Во внешнем мире, тем временем, авторитет и влияние Рэнд существенно снизились после раскола в объективистских кругах. В год, последовавший за ее разрывом с Бранденом, количество подписчиков «Объективиста» резко упало, снизившись с двадцати тысяч до четырнадцати. Многочисленные энтузиасты начали по-своему интерпретировать философию Рэнд, чтобы она соответствовала их интересам. Объективизм всегда был чем-то большим, чем только Институт Натаниэля Брандена, строгость нравов которого отпугивала многих, кто желал стать его студентом. Возникали новые течения и лидеры, которые постепенно составляли конкуренцию самой Рэнд – например, «Общество рационального индивидуализма», основанное Джарретом Волльштейном, который, по иронии судьбы ранее был отчислен из ИНБ из-за конфронтации с Рэнд. Погрязшая в своих личных драмах и скандалах, она не могла надлежащим образом контролировать этот процесс.

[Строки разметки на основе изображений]
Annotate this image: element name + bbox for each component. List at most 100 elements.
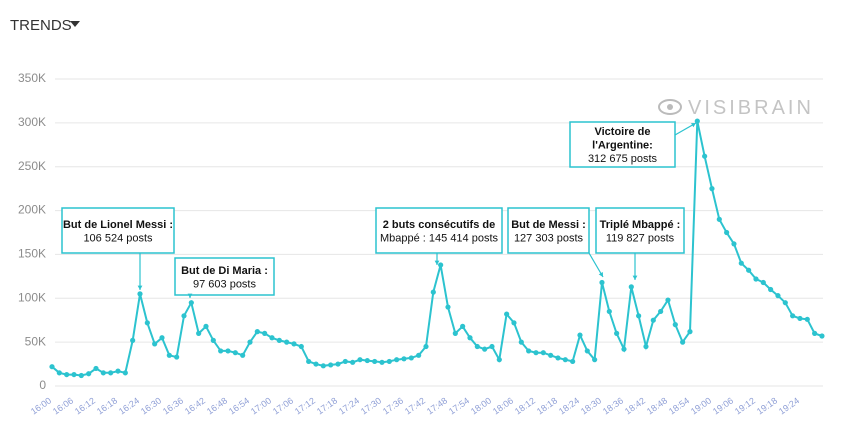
y-tick-label: 150K <box>18 247 46 261</box>
data-point <box>474 343 480 350</box>
x-tick-label: 17:00 <box>249 395 273 416</box>
annotation-text: l'Argentine: <box>592 140 653 152</box>
data-point <box>262 330 268 336</box>
data-point <box>291 341 297 347</box>
data-point <box>775 293 781 299</box>
annotation: But de Lionel Messi :106 524 posts <box>61 207 175 290</box>
data-point <box>496 357 502 363</box>
x-tick-label: 17:36 <box>381 395 405 416</box>
data-point <box>694 118 700 124</box>
data-point <box>526 348 532 354</box>
data-point <box>709 186 715 192</box>
data-point <box>49 364 55 370</box>
data-point <box>658 308 664 315</box>
annotation: But de Messi :127 303 posts <box>507 207 604 278</box>
data-point <box>408 355 414 361</box>
data-point <box>716 216 722 222</box>
annotation-text: But de Di Maria : <box>181 265 268 277</box>
data-point <box>562 357 568 363</box>
x-tick-label: 18:48 <box>645 395 669 416</box>
annotation-text: 312 675 posts <box>588 153 658 165</box>
data-point <box>379 359 385 365</box>
annotation-text: Victoire de <box>594 126 650 138</box>
data-point <box>621 346 627 352</box>
x-tick-label: 17:18 <box>315 395 339 416</box>
x-tick-label: 19:00 <box>689 395 713 416</box>
data-point <box>401 356 407 362</box>
data-point <box>738 260 744 266</box>
data-point <box>364 357 370 364</box>
watermark-icon <box>658 99 682 115</box>
y-tick-label: 250K <box>18 159 46 173</box>
y-tick-label: 100K <box>18 290 46 304</box>
x-tick-label: 18:18 <box>535 395 559 416</box>
x-tick-label: 16:18 <box>95 395 119 416</box>
annotation-arrow <box>588 252 604 278</box>
data-point <box>269 335 275 341</box>
data-point <box>702 153 708 159</box>
data-point <box>430 289 436 295</box>
annotation-text: But de Lionel Messi : <box>63 219 173 231</box>
data-point <box>753 276 759 282</box>
x-tick-label: 17:24 <box>337 395 361 416</box>
annotation-text: 119 827 posts <box>606 232 675 244</box>
data-point <box>100 370 106 376</box>
data-point <box>350 359 356 365</box>
annotation-box <box>174 257 275 296</box>
annotation-text: 97 603 posts <box>193 278 256 290</box>
data-point <box>247 339 253 345</box>
data-point <box>342 358 348 365</box>
data-point <box>394 357 400 363</box>
data-point <box>804 316 810 322</box>
data-point <box>284 339 290 345</box>
data-point <box>320 363 326 369</box>
annotation-box <box>507 207 590 254</box>
x-tick-label: 16:06 <box>51 395 75 416</box>
data-point <box>819 333 825 339</box>
data-point <box>328 362 334 368</box>
y-tick-label: 350K <box>18 71 46 85</box>
data-point <box>357 357 363 363</box>
data-point <box>548 352 554 358</box>
data-point <box>130 337 136 343</box>
data-point <box>225 348 231 354</box>
annotation-text: Triplé Mbappé : <box>600 219 681 231</box>
watermark: VISIBRAIN <box>688 97 814 119</box>
data-point <box>467 335 473 341</box>
data-point <box>812 330 818 336</box>
data-point <box>768 286 774 293</box>
data-point <box>166 352 172 358</box>
data-point <box>196 330 202 336</box>
dropdown-caret[interactable] <box>70 21 80 27</box>
annotation: Triplé Mbappé :119 827 posts <box>595 207 685 280</box>
x-tick-label: 19:24 <box>777 395 801 416</box>
data-point <box>445 304 451 310</box>
data-point <box>313 361 319 367</box>
data-point <box>636 313 642 319</box>
x-tick-label: 16:42 <box>183 395 207 416</box>
data-point <box>203 323 209 329</box>
x-tick-label: 18:42 <box>623 395 647 416</box>
data-point <box>643 343 649 350</box>
data-point <box>298 343 304 350</box>
data-point <box>240 352 246 358</box>
data-point <box>93 365 99 372</box>
data-point <box>78 372 84 379</box>
chart-title: TRENDS <box>10 17 72 34</box>
x-tick-label: 18:36 <box>601 395 625 416</box>
x-tick-label: 18:00 <box>469 395 493 416</box>
data-point <box>577 332 583 338</box>
trend-line <box>51 120 823 377</box>
x-tick-label: 16:30 <box>139 395 163 416</box>
x-tick-label: 18:54 <box>667 395 691 416</box>
annotation-box <box>61 207 175 254</box>
data-point <box>144 320 150 326</box>
annotation: But de Di Maria :97 603 posts <box>174 257 275 298</box>
x-tick-label: 18:24 <box>557 395 581 416</box>
data-point <box>614 330 620 336</box>
data-point <box>438 262 444 268</box>
data-point <box>423 343 429 350</box>
x-tick-label: 17:06 <box>271 395 295 416</box>
data-point <box>570 358 576 365</box>
data-point <box>108 370 114 376</box>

ЗАДАНИЯ
A – Изложите текст о Рэнд в двух предложениях.
B – Продублируйте без изменений фрагмент текста о Рэнд, начиная со слов «Во внешнем мире, тем» и продолжая до слов «контролировать этот процесс.» включительно.
Эти строки представляют собой самостоятельный материал, отдельный от текста.

ВЫПОЛНЕННОЕ ЗАДАНИЕ
A – После раскола в объективистских кругах авторитет и влияние Рэнд существенно снизились, а число подписчиков «Объективиста» упало с двадцати тысяч до четырнадцати. Возникали новые течения и лидеры, например «Общество рационального индивидуализма» Джаррета Волльштейна, а сама Рэнд, погрязшая в личных драмах и скандалах, не могла надлежащим образом контролировать этот процесс.

B –
Во внешнем мире, тем временем, авторитет и влияние Рэнд существенно снизились после раскола в объективистских кругах. В год, последовавший за ее разрывом с Бранденом, количество подписчиков «Объективиста» резко упало, снизившись с двадцати тысяч до четырнадцати. Многочисленные энтузиасты начали по-своему интерпретировать философию Рэнд, чтобы она соответствовала их интересам. Объективизм всегда был чем-то большим, чем только Институт Натаниэля Брандена, строгость нравов которого отпугивала многих, кто желал стать его студентом. Возникали новые течения и лидеры, которые постепенно составляли конкуренцию самой Рэнд – например, «Общество рационального индивидуализма», основанное Джарретом Волльштейном, который, по иронии судьбы ранее был отчислен из ИНБ из-за конфронтации с Рэнд. Погрязшая в своих личных драмах и скандалах, она не могла надлежащим образом контролировать этот процесс.